··· DATASET ENTRIES ···
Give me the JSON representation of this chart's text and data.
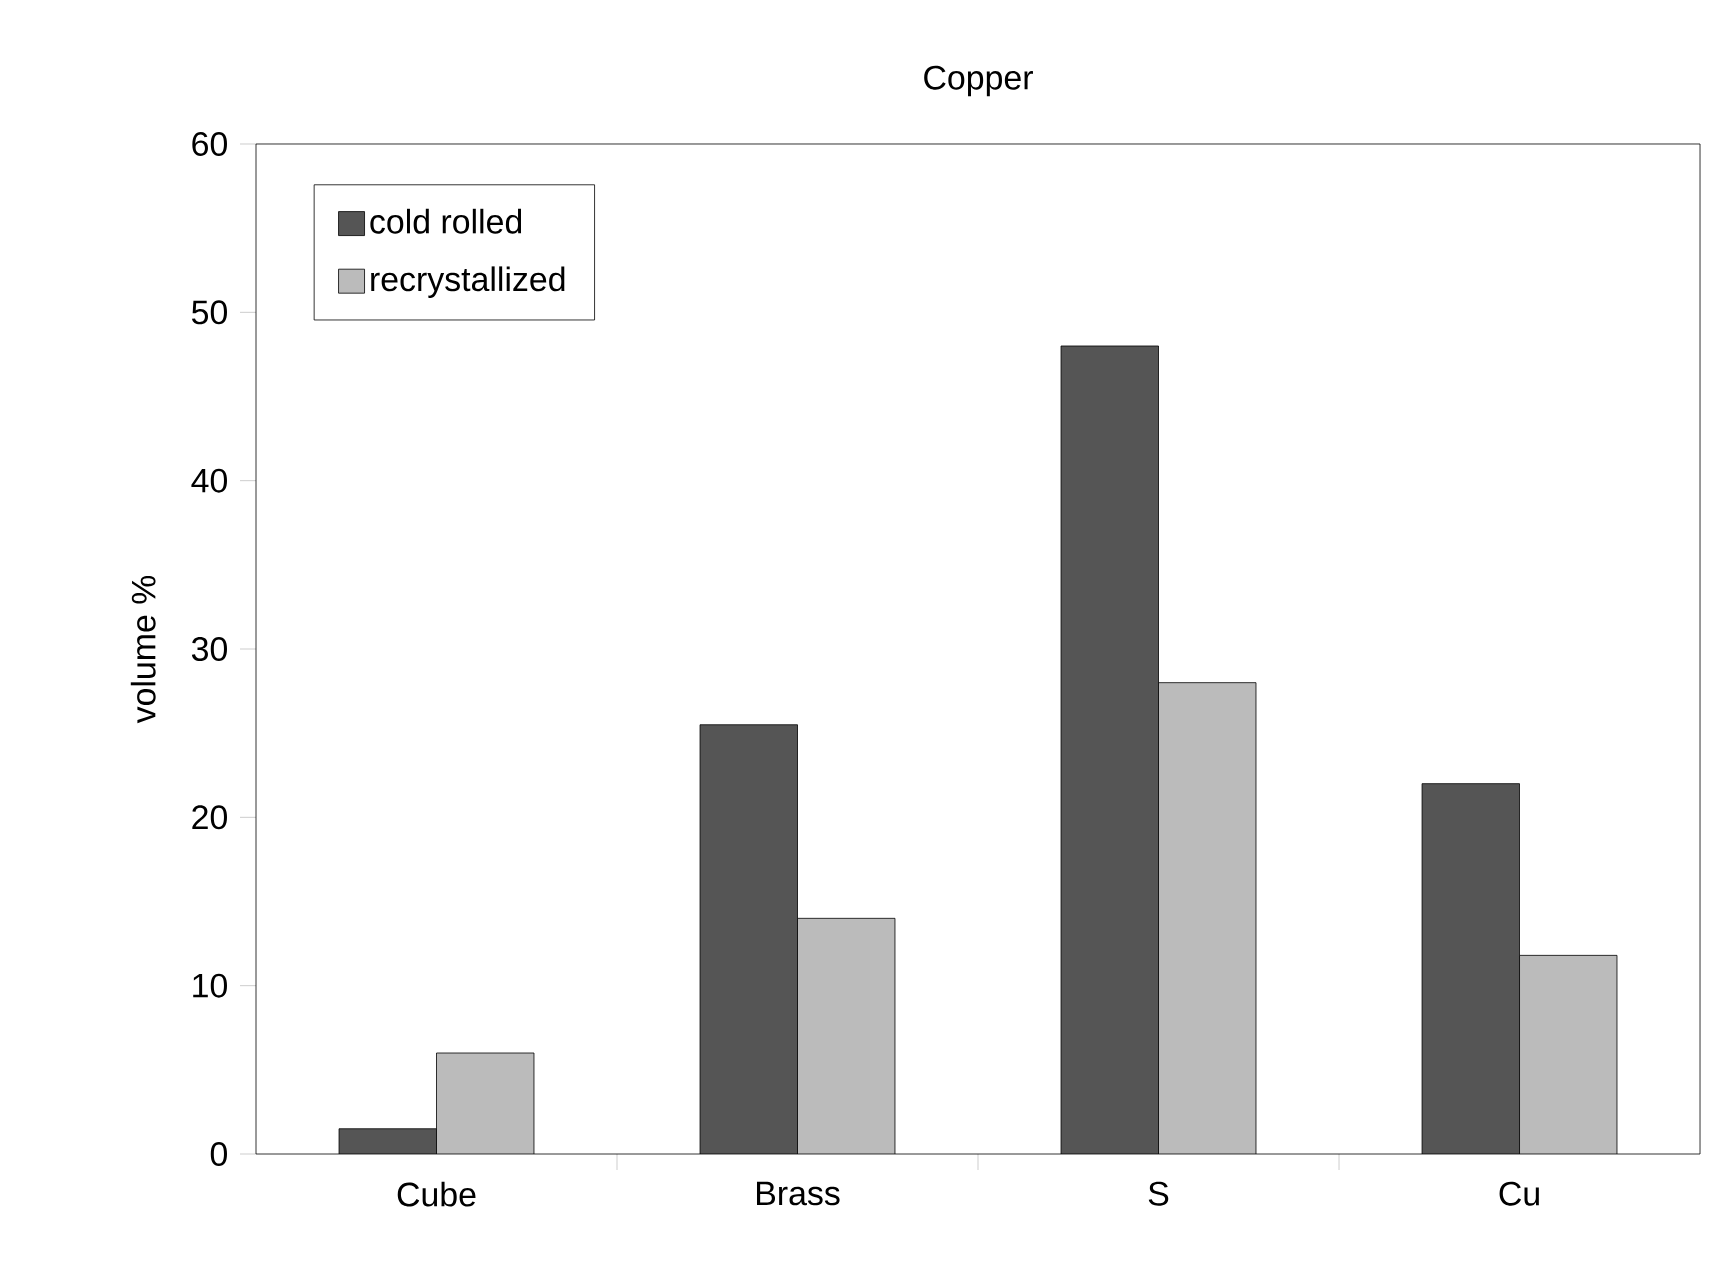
{
  "chart_data": {
    "type": "bar",
    "title": "Copper",
    "ylabel": "volume %",
    "categories": [
      "Cube",
      "Brass",
      "S",
      "Cu"
    ],
    "series": [
      {
        "name": "cold rolled",
        "color": "#555555",
        "values": [
          1.5,
          25.5,
          48,
          22
        ]
      },
      {
        "name": "recrystallized",
        "color": "#bbbbbb",
        "values": [
          6,
          14,
          28,
          11.8
        ]
      }
    ],
    "ylim": [
      0,
      60
    ],
    "yticks": [
      0,
      10,
      20,
      30,
      40,
      50,
      60
    ],
    "legend": "top left",
    "grid": false
  }
}
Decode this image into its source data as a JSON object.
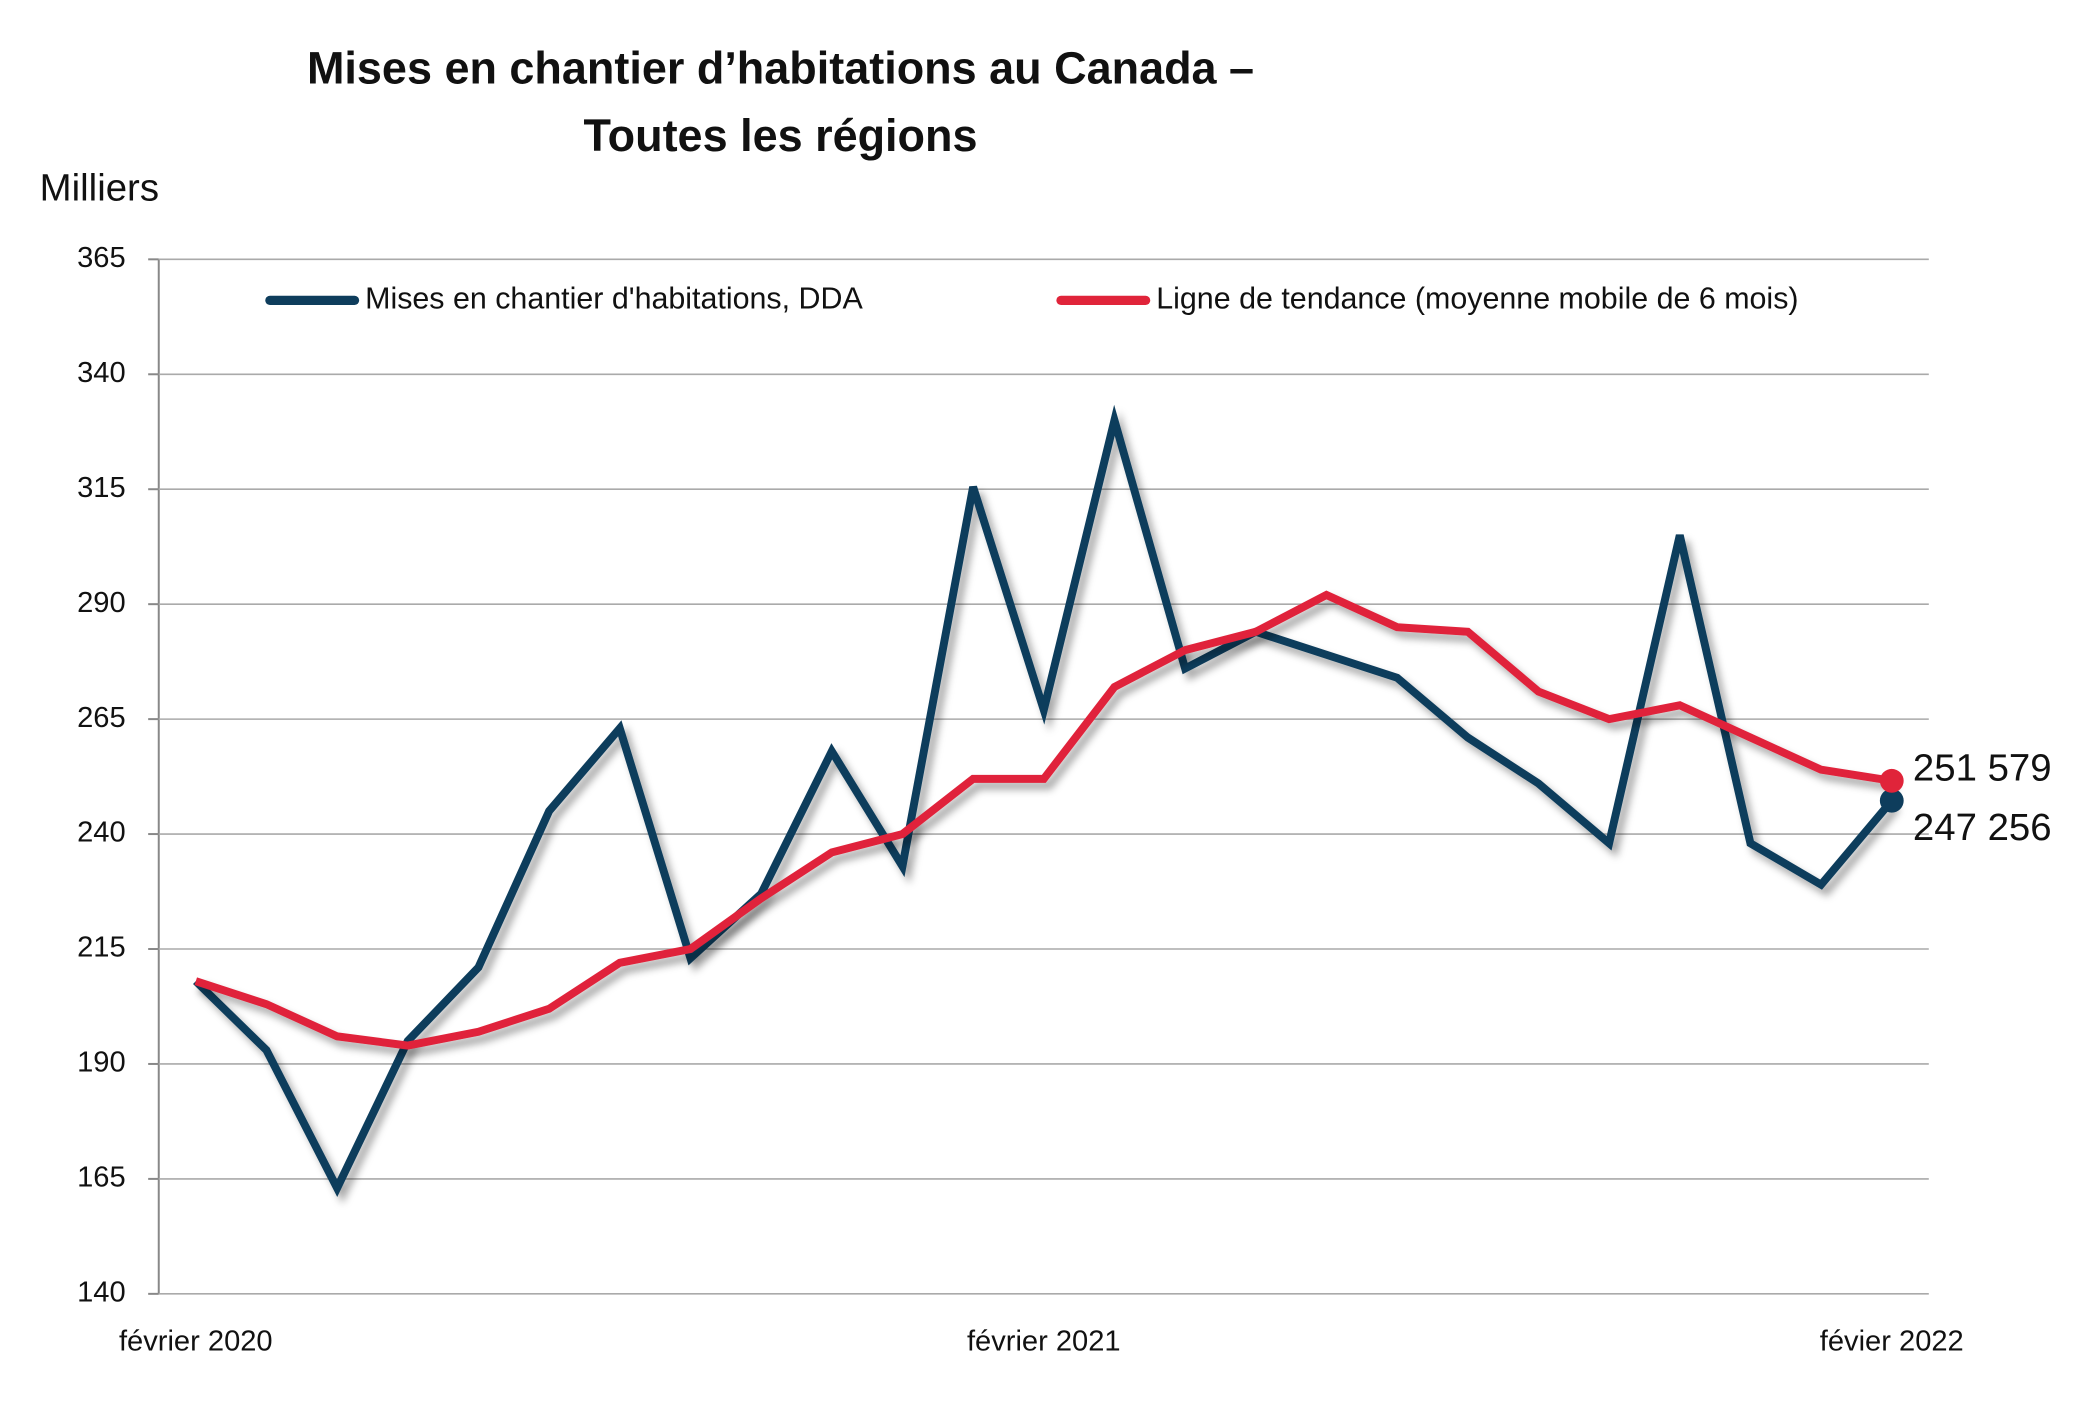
···
### PROBLEM
Repeat the listing above exactly, with no pictures.

### WRITTEN SOLUTION
Give me the JSON representation of this chart's text and data.
{
  "chart_data": {
    "type": "bar",
    "title": "Copper",
    "ylabel": "volume %",
    "categories": [
      "Cube",
      "Brass",
      "S",
      "Cu"
    ],
    "series": [
      {
        "name": "cold rolled",
        "color": "#555555",
        "values": [
          1.5,
          25.5,
          48,
          22
        ]
      },
      {
        "name": "recrystallized",
        "color": "#bbbbbb",
        "values": [
          6,
          14,
          28,
          11.8
        ]
      }
    ],
    "ylim": [
      0,
      60
    ],
    "yticks": [
      0,
      10,
      20,
      30,
      40,
      50,
      60
    ],
    "legend": "top left",
    "grid": false
  }
}
Decode this image into its source data as a JSON object.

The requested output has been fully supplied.